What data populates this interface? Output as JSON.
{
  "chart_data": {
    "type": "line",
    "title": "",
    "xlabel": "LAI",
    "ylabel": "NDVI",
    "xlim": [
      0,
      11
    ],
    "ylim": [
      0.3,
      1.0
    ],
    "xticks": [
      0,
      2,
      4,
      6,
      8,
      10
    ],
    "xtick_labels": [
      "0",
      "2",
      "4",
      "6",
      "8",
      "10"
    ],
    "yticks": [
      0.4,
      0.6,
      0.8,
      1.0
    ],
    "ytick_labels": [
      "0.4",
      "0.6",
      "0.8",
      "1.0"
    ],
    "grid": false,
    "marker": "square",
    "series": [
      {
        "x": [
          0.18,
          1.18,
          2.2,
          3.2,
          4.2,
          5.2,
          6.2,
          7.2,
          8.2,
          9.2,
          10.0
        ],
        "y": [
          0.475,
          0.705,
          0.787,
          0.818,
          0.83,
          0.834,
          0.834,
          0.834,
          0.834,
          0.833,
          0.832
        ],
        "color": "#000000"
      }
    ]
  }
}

THE EXERCISE:
Transcribe all lines as written.

ANSWER BELOW:
What data populates this interface? Output as JSON.
{
  "chart_data": {
    "type": "line",
    "title": "",
    "xlabel": "LAI",
    "ylabel": "NDVI",
    "xlim": [
      0,
      11
    ],
    "ylim": [
      0.3,
      1.0
    ],
    "xticks": [
      0,
      2,
      4,
      6,
      8,
      10
    ],
    "xtick_labels": [
      "0",
      "2",
      "4",
      "6",
      "8",
      "10"
    ],
    "yticks": [
      0.4,
      0.6,
      0.8,
      1.0
    ],
    "ytick_labels": [
      "0.4",
      "0.6",
      "0.8",
      "1.0"
    ],
    "grid": false,
    "marker": "square",
    "series": [
      {
        "x": [
          0.18,
          1.18,
          2.2,
          3.2,
          4.2,
          5.2,
          6.2,
          7.2,
          8.2,
          9.2,
          10.0
        ],
        "y": [
          0.475,
          0.705,
          0.787,
          0.818,
          0.83,
          0.834,
          0.834,
          0.834,
          0.834,
          0.833,
          0.832
        ],
        "color": "#000000"
      }
    ]
  }
}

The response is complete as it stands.